→ **Rows**

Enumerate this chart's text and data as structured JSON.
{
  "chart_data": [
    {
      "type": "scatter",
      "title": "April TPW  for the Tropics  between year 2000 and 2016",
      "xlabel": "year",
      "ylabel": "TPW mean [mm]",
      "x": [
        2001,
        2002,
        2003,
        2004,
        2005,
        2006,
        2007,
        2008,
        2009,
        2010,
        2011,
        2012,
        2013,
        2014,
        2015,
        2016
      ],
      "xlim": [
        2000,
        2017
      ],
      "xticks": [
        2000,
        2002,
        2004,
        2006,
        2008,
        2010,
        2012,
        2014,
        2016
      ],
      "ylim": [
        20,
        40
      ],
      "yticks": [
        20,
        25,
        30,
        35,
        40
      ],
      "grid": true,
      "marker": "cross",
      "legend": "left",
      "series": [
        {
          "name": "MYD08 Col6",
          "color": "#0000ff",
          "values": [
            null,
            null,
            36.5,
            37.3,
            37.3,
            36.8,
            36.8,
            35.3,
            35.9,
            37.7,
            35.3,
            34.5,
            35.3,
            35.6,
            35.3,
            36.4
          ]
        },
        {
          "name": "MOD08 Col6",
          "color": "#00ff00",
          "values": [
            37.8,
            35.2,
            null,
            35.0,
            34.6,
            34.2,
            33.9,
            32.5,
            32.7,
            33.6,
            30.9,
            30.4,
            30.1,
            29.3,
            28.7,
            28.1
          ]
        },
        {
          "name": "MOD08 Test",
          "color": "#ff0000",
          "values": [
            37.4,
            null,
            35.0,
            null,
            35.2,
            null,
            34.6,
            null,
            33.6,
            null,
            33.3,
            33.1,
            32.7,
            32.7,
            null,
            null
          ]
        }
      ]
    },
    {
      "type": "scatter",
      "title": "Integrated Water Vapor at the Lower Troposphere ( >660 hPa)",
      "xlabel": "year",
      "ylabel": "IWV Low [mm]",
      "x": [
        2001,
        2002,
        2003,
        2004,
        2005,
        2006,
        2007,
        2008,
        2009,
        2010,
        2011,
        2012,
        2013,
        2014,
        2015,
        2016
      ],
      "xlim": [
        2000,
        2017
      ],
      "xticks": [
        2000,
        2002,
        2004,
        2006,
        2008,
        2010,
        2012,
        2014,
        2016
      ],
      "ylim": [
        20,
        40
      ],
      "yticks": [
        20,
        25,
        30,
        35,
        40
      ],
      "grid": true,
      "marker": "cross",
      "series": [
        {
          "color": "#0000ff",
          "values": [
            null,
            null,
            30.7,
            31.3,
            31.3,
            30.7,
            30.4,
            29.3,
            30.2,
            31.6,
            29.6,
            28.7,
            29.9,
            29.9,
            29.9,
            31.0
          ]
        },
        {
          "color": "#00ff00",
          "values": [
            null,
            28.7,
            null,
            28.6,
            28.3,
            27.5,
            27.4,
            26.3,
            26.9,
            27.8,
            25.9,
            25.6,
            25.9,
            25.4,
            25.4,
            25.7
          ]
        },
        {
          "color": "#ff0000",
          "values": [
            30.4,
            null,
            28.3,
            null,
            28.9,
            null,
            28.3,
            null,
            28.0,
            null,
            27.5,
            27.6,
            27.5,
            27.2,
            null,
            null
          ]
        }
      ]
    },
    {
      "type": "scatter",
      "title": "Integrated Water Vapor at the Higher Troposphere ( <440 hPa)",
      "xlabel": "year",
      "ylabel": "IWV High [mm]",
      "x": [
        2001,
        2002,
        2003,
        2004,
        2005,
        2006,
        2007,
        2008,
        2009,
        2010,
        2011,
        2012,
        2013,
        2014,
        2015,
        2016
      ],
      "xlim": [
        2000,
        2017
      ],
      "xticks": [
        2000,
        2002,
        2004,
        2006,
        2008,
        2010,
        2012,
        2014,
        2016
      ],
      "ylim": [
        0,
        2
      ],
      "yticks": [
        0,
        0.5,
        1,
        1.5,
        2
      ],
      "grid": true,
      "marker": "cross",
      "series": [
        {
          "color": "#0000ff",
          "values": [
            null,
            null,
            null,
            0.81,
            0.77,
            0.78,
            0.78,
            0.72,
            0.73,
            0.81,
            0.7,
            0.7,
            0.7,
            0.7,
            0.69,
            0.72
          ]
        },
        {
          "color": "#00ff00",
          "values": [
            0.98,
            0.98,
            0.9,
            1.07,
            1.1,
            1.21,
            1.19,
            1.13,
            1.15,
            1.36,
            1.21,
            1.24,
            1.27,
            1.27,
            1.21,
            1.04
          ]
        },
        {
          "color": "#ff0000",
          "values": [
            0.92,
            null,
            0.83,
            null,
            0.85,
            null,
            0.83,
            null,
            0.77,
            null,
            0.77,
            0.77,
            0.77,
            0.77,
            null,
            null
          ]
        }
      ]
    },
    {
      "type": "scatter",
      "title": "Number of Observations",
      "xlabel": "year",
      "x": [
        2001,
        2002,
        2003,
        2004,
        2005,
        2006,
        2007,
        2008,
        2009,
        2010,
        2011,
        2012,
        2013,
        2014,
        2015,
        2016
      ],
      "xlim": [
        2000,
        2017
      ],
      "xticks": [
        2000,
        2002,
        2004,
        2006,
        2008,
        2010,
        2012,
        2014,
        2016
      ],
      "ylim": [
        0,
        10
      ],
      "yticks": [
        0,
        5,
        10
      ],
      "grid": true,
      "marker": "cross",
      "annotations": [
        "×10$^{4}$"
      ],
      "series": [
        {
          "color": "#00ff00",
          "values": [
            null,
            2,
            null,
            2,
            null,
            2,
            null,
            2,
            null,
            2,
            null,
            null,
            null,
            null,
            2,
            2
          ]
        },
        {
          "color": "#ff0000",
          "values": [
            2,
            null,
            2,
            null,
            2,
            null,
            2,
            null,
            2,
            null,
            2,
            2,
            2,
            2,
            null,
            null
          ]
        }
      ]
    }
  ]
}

→ **Exercise details**
Reproduce each record exactly as it appears.

→ **Right answer**
Enumerate this chart's text and data as structured JSON.
{
  "chart_data": [
    {
      "type": "scatter",
      "title": "April TPW  for the Tropics  between year 2000 and 2016",
      "xlabel": "year",
      "ylabel": "TPW mean [mm]",
      "x": [
        2001,
        2002,
        2003,
        2004,
        2005,
        2006,
        2007,
        2008,
        2009,
        2010,
        2011,
        2012,
        2013,
        2014,
        2015,
        2016
      ],
      "xlim": [
        2000,
        2017
      ],
      "xticks": [
        2000,
        2002,
        2004,
        2006,
        2008,
        2010,
        2012,
        2014,
        2016
      ],
      "ylim": [
        20,
        40
      ],
      "yticks": [
        20,
        25,
        30,
        35,
        40
      ],
      "grid": true,
      "marker": "cross",
      "legend": "left",
      "series": [
        {
          "name": "MYD08 Col6",
          "color": "#0000ff",
          "values": [
            null,
            null,
            36.5,
            37.3,
            37.3,
            36.8,
            36.8,
            35.3,
            35.9,
            37.7,
            35.3,
            34.5,
            35.3,
            35.6,
            35.3,
            36.4
          ]
        },
        {
          "name": "MOD08 Col6",
          "color": "#00ff00",
          "values": [
            37.8,
            35.2,
            null,
            35.0,
            34.6,
            34.2,
            33.9,
            32.5,
            32.7,
            33.6,
            30.9,
            30.4,
            30.1,
            29.3,
            28.7,
            28.1
          ]
        },
        {
          "name": "MOD08 Test",
          "color": "#ff0000",
          "values": [
            37.4,
            null,
            35.0,
            null,
            35.2,
            null,
            34.6,
            null,
            33.6,
            null,
            33.3,
            33.1,
            32.7,
            32.7,
            null,
            null
          ]
        }
      ]
    },
    {
      "type": "scatter",
      "title": "Integrated Water Vapor at the Lower Troposphere ( >660 hPa)",
      "xlabel": "year",
      "ylabel": "IWV Low [mm]",
      "x": [
        2001,
        2002,
        2003,
        2004,
        2005,
        2006,
        2007,
        2008,
        2009,
        2010,
        2011,
        2012,
        2013,
        2014,
        2015,
        2016
      ],
      "xlim": [
        2000,
        2017
      ],
      "xticks": [
        2000,
        2002,
        2004,
        2006,
        2008,
        2010,
        2012,
        2014,
        2016
      ],
      "ylim": [
        20,
        40
      ],
      "yticks": [
        20,
        25,
        30,
        35,
        40
      ],
      "grid": true,
      "marker": "cross",
      "series": [
        {
          "color": "#0000ff",
          "values": [
            null,
            null,
            30.7,
            31.3,
            31.3,
            30.7,
            30.4,
            29.3,
            30.2,
            31.6,
            29.6,
            28.7,
            29.9,
            29.9,
            29.9,
            31.0
          ]
        },
        {
          "color": "#00ff00",
          "values": [
            null,
            28.7,
            null,
            28.6,
            28.3,
            27.5,
            27.4,
            26.3,
            26.9,
            27.8,
            25.9,
            25.6,
            25.9,
            25.4,
            25.4,
            25.7
          ]
        },
        {
          "color": "#ff0000",
          "values": [
            30.4,
            null,
            28.3,
            null,
            28.9,
            null,
            28.3,
            null,
            28.0,
            null,
            27.5,
            27.6,
            27.5,
            27.2,
            null,
            null
          ]
        }
      ]
    },
    {
      "type": "scatter",
      "title": "Integrated Water Vapor at the Higher Troposphere ( <440 hPa)",
      "xlabel": "year",
      "ylabel": "IWV High [mm]",
      "x": [
        2001,
        2002,
        2003,
        2004,
        2005,
        2006,
        2007,
        2008,
        2009,
        2010,
        2011,
        2012,
        2013,
        2014,
        2015,
        2016
      ],
      "xlim": [
        2000,
        2017
      ],
      "xticks": [
        2000,
        2002,
        2004,
        2006,
        2008,
        2010,
        2012,
        2014,
        2016
      ],
      "ylim": [
        0,
        2
      ],
      "yticks": [
        0,
        0.5,
        1,
        1.5,
        2
      ],
      "grid": true,
      "marker": "cross",
      "series": [
        {
          "color": "#0000ff",
          "values": [
            null,
            null,
            null,
            0.81,
            0.77,
            0.78,
            0.78,
            0.72,
            0.73,
            0.81,
            0.7,
            0.7,
            0.7,
            0.7,
            0.69,
            0.72
          ]
        },
        {
          "color": "#00ff00",
          "values": [
            0.98,
            0.98,
            0.9,
            1.07,
            1.1,
            1.21,
            1.19,
            1.13,
            1.15,
            1.36,
            1.21,
            1.24,
            1.27,
            1.27,
            1.21,
            1.04
          ]
        },
        {
          "color": "#ff0000",
          "values": [
            0.92,
            null,
            0.83,
            null,
            0.85,
            null,
            0.83,
            null,
            0.77,
            null,
            0.77,
            0.77,
            0.77,
            0.77,
            null,
            null
          ]
        }
      ]
    },
    {
      "type": "scatter",
      "title": "Number of Observations",
      "xlabel": "year",
      "x": [
        2001,
        2002,
        2003,
        2004,
        2005,
        2006,
        2007,
        2008,
        2009,
        2010,
        2011,
        2012,
        2013,
        2014,
        2015,
        2016
      ],
      "xlim": [
        2000,
        2017
      ],
      "xticks": [
        2000,
        2002,
        2004,
        2006,
        2008,
        2010,
        2012,
        2014,
        2016
      ],
      "ylim": [
        0,
        10
      ],
      "yticks": [
        0,
        5,
        10
      ],
      "grid": true,
      "marker": "cross",
      "annotations": [
        "×10$^{4}$"
      ],
      "series": [
        {
          "color": "#00ff00",
          "values": [
            null,
            2,
            null,
            2,
            null,
            2,
            null,
            2,
            null,
            2,
            null,
            null,
            null,
            null,
            2,
            2
          ]
        },
        {
          "color": "#ff0000",
          "values": [
            2,
            null,
            2,
            null,
            2,
            null,
            2,
            null,
            2,
            null,
            2,
            2,
            2,
            2,
            null,
            null
          ]
        }
      ]
    }
  ]
}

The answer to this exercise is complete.